═══ Exercise data ═══

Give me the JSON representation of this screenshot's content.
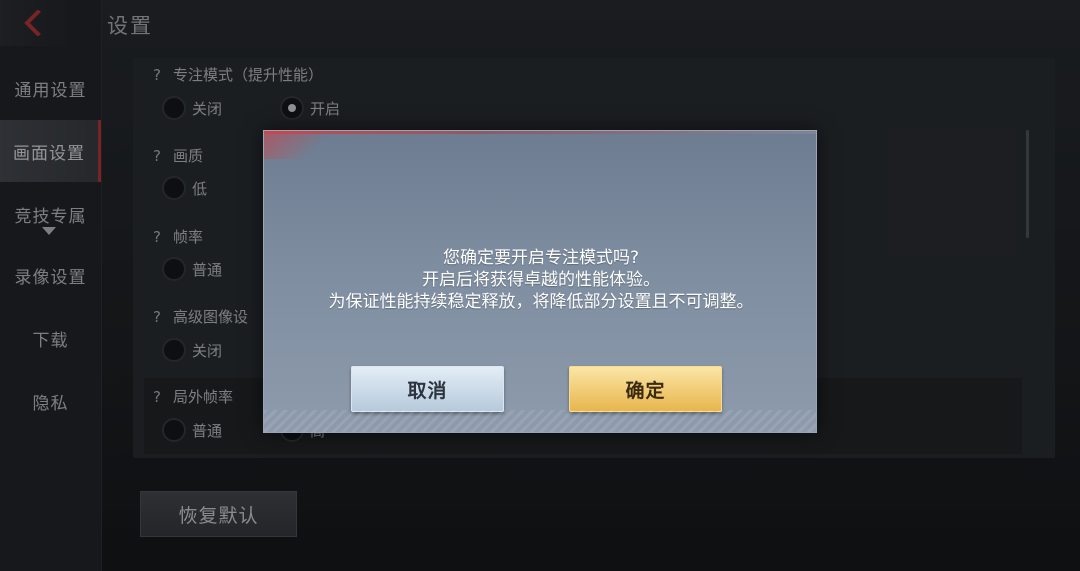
{
  "header": {
    "title": "设置"
  },
  "sidebar": {
    "items": [
      {
        "label": "通用设置",
        "active": false
      },
      {
        "label": "画面设置",
        "active": true
      },
      {
        "label": "竞技专属",
        "active": false
      },
      {
        "label": "录像设置",
        "active": false
      },
      {
        "label": "下载",
        "active": false
      },
      {
        "label": "隐私",
        "active": false
      }
    ]
  },
  "settings": [
    {
      "label": "专注模式（提升性能）",
      "options": [
        "关闭",
        "开启"
      ],
      "selected": "开启"
    },
    {
      "label": "画质",
      "options": [
        "低"
      ]
    },
    {
      "label": "帧率",
      "options": [
        "普通"
      ]
    },
    {
      "label": "高级图像设",
      "options": [
        "关闭"
      ]
    },
    {
      "label": "局外帧率",
      "options": [
        "普通",
        "高"
      ]
    }
  ],
  "footer": {
    "reset_label": "恢复默认"
  },
  "dialog": {
    "line1": "您确定要开启专注模式吗?",
    "line2": "开启后将获得卓越的性能体验。",
    "line3": "为保证性能持续稳定释放，将降低部分设置且不可调整。",
    "cancel_label": "取消",
    "confirm_label": "确定"
  },
  "colors": {
    "active_indicator": "#c23a3a",
    "confirm_button": "#e8b54d",
    "cancel_button": "#b7cadb"
  },
  "icons": {
    "back": "chevron-left-icon",
    "help": "question-mark-icon",
    "expand": "caret-down-icon"
  }
}
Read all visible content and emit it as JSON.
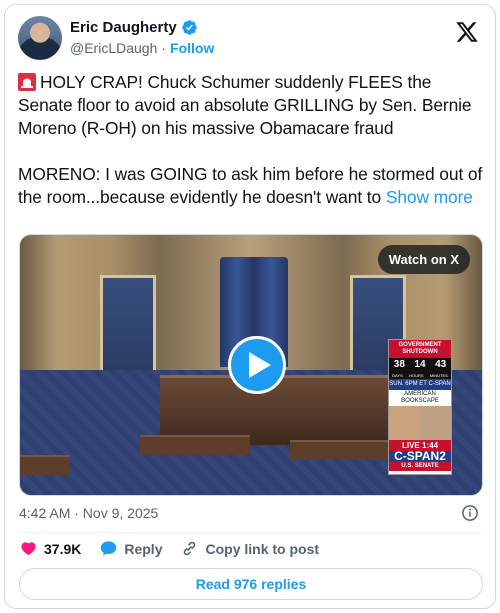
{
  "author": {
    "name": "Eric Daugherty",
    "handle": "@EricLDaugh",
    "separator": "·",
    "follow_label": "Follow"
  },
  "tweet": {
    "paragraph1": "HOLY CRAP! Chuck Schumer suddenly FLEES the Senate floor to avoid an absolute GRILLING by Sen. Bernie Moreno (R-OH) on his massive Obamacare fraud",
    "paragraph2": "MORENO: I was GOING to ask him before he stormed out of the room...because evidently he doesn't want to",
    "show_more_label": "Show more"
  },
  "video": {
    "watch_label": "Watch on X",
    "overlay": {
      "top_label_1": "GOVERNMENT",
      "top_label_2": "SHUTDOWN",
      "days": "38",
      "hours": "14",
      "minutes": "43",
      "days_label": "DAYS",
      "hours_label": "HOURS",
      "minutes_label": "MINUTES",
      "schedule": "SUN. 6PM ET C-SPAN",
      "program": "AMERICAN BOOKSCAPE",
      "live_label": "LIVE",
      "time": "1:44",
      "brand": "C-SPAN2",
      "sub": "U.S. SENATE"
    }
  },
  "footer": {
    "timestamp": "4:42 AM · Nov 9, 2025",
    "likes": "37.9K",
    "reply_label": "Reply",
    "copy_link_label": "Copy link to post",
    "read_replies_label": "Read 976 replies"
  },
  "colors": {
    "accent": "#1d9bf0",
    "like": "#f91880",
    "muted": "#536471"
  },
  "icons": [
    "verified-badge-icon",
    "x-logo-icon",
    "siren-icon",
    "play-icon",
    "info-icon",
    "heart-icon",
    "reply-icon",
    "link-icon"
  ]
}
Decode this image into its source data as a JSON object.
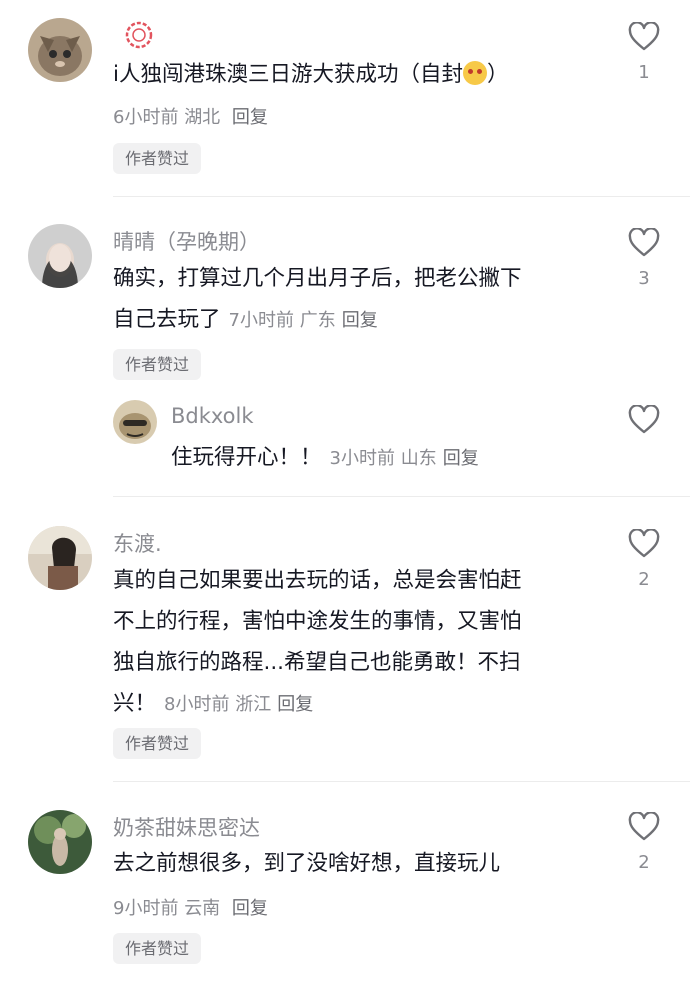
{
  "comments": [
    {
      "username": "",
      "text": "i人独闯港珠澳三日游大获成功（自封",
      "text_tail": "）",
      "time": "6小时前",
      "location": "湖北",
      "reply_label": "回复",
      "liked_label": "作者赞过",
      "like_count": "1"
    },
    {
      "username": "晴晴（孕晚期）",
      "text_line1": "确实，打算过几个月出月子后，把老公撇下",
      "text_line2": "自己去玩了",
      "time": "7小时前",
      "location": "广东",
      "reply_label": "回复",
      "liked_label": "作者赞过",
      "like_count": "3",
      "reply": {
        "username": "Bdkxolk",
        "text": "住玩得开心！！",
        "time": "3小时前",
        "location": "山东",
        "reply_label": "回复",
        "like_count": ""
      }
    },
    {
      "username": "东渡.",
      "text_line1": "真的自己如果要出去玩的话，总是会害怕赶",
      "text_line2": "不上的行程，害怕中途发生的事情，又害怕",
      "text_line3": "独自旅行的路程...希望自己也能勇敢！不扫",
      "text_line4": "兴！",
      "time": "8小时前",
      "location": "浙江",
      "reply_label": "回复",
      "liked_label": "作者赞过",
      "like_count": "2"
    },
    {
      "username": "奶茶甜妹思密达",
      "text": "去之前想很多，到了没啥好想，直接玩儿",
      "time": "9小时前",
      "location": "云南",
      "reply_label": "回复",
      "liked_label": "作者赞过",
      "like_count": "2"
    }
  ],
  "icons": {
    "like": "heart-outline-icon",
    "badge": "flower-badge-icon",
    "emoji": "face-emoji-icon"
  },
  "colors": {
    "text": "#161823",
    "secondary": "#8a8b91",
    "chip_bg": "#f1f1f2",
    "divider": "#ececec"
  }
}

═══

**Task goal**. Repeat all of the records verbatim, leaving out the pictures.

**Task output**.
Give me the JSON representation of this screenshot's content.
{
  "header": {
    "title": "设置"
  },
  "sidebar": {
    "items": [
      {
        "label": "通用设置",
        "active": false
      },
      {
        "label": "画面设置",
        "active": true
      },
      {
        "label": "竞技专属",
        "active": false
      },
      {
        "label": "录像设置",
        "active": false
      },
      {
        "label": "下载",
        "active": false
      },
      {
        "label": "隐私",
        "active": false
      }
    ]
  },
  "settings": [
    {
      "label": "专注模式（提升性能）",
      "options": [
        "关闭",
        "开启"
      ],
      "selected": "开启"
    },
    {
      "label": "画质",
      "options": [
        "低"
      ]
    },
    {
      "label": "帧率",
      "options": [
        "普通"
      ]
    },
    {
      "label": "高级图像设",
      "options": [
        "关闭"
      ]
    },
    {
      "label": "局外帧率",
      "options": [
        "普通",
        "高"
      ]
    }
  ],
  "footer": {
    "reset_label": "恢复默认"
  },
  "dialog": {
    "line1": "您确定要开启专注模式吗?",
    "line2": "开启后将获得卓越的性能体验。",
    "line3": "为保证性能持续稳定释放，将降低部分设置且不可调整。",
    "cancel_label": "取消",
    "confirm_label": "确定"
  },
  "colors": {
    "active_indicator": "#c23a3a",
    "confirm_button": "#e8b54d",
    "cancel_button": "#b7cadb"
  },
  "icons": {
    "back": "chevron-left-icon",
    "help": "question-mark-icon",
    "expand": "caret-down-icon"
  }
}
Read all visible content and emit it as JSON.
{
  "author": {
    "name": "Eric Daugherty",
    "handle": "@EricLDaugh",
    "separator": "·",
    "follow_label": "Follow"
  },
  "tweet": {
    "paragraph1": "HOLY CRAP! Chuck Schumer suddenly FLEES the Senate floor to avoid an absolute GRILLING by Sen. Bernie Moreno (R-OH) on his massive Obamacare fraud",
    "paragraph2": "MORENO: I was GOING to ask him before he stormed out of the room...because evidently he doesn't want to",
    "show_more_label": "Show more"
  },
  "video": {
    "watch_label": "Watch on X",
    "overlay": {
      "top_label_1": "GOVERNMENT",
      "top_label_2": "SHUTDOWN",
      "days": "38",
      "hours": "14",
      "minutes": "43",
      "days_label": "DAYS",
      "hours_label": "HOURS",
      "minutes_label": "MINUTES",
      "schedule": "SUN. 6PM ET C-SPAN",
      "program": "AMERICAN BOOKSCAPE",
      "live_label": "LIVE",
      "time": "1:44",
      "brand": "C-SPAN2",
      "sub": "U.S. SENATE"
    }
  },
  "footer": {
    "timestamp": "4:42 AM · Nov 9, 2025",
    "likes": "37.9K",
    "reply_label": "Reply",
    "copy_link_label": "Copy link to post",
    "read_replies_label": "Read 976 replies"
  },
  "colors": {
    "accent": "#1d9bf0",
    "like": "#f91880",
    "muted": "#536471"
  },
  "icons": [
    "verified-badge-icon",
    "x-logo-icon",
    "siren-icon",
    "play-icon",
    "info-icon",
    "heart-icon",
    "reply-icon",
    "link-icon"
  ]
}
Decode this image into its source data as a JSON object.
{
  "comments": [
    {
      "username": "",
      "text": "i人独闯港珠澳三日游大获成功（自封",
      "text_tail": "）",
      "time": "6小时前",
      "location": "湖北",
      "reply_label": "回复",
      "liked_label": "作者赞过",
      "like_count": "1"
    },
    {
      "username": "晴晴（孕晚期）",
      "text_line1": "确实，打算过几个月出月子后，把老公撇下",
      "text_line2": "自己去玩了",
      "time": "7小时前",
      "location": "广东",
      "reply_label": "回复",
      "liked_label": "作者赞过",
      "like_count": "3",
      "reply": {
        "username": "Bdkxolk",
        "text": "住玩得开心！！",
        "time": "3小时前",
        "location": "山东",
        "reply_label": "回复",
        "like_count": ""
      }
    },
    {
      "username": "东渡.",
      "text_line1": "真的自己如果要出去玩的话，总是会害怕赶",
      "text_line2": "不上的行程，害怕中途发生的事情，又害怕",
      "text_line3": "独自旅行的路程...希望自己也能勇敢！不扫",
      "text_line4": "兴！",
      "time": "8小时前",
      "location": "浙江",
      "reply_label": "回复",
      "liked_label": "作者赞过",
      "like_count": "2"
    },
    {
      "username": "奶茶甜妹思密达",
      "text": "去之前想很多，到了没啥好想，直接玩儿",
      "time": "9小时前",
      "location": "云南",
      "reply_label": "回复",
      "liked_label": "作者赞过",
      "like_count": "2"
    }
  ],
  "icons": {
    "like": "heart-outline-icon",
    "badge": "flower-badge-icon",
    "emoji": "face-emoji-icon"
  },
  "colors": {
    "text": "#161823",
    "secondary": "#8a8b91",
    "chip_bg": "#f1f1f2",
    "divider": "#ececec"
  }
}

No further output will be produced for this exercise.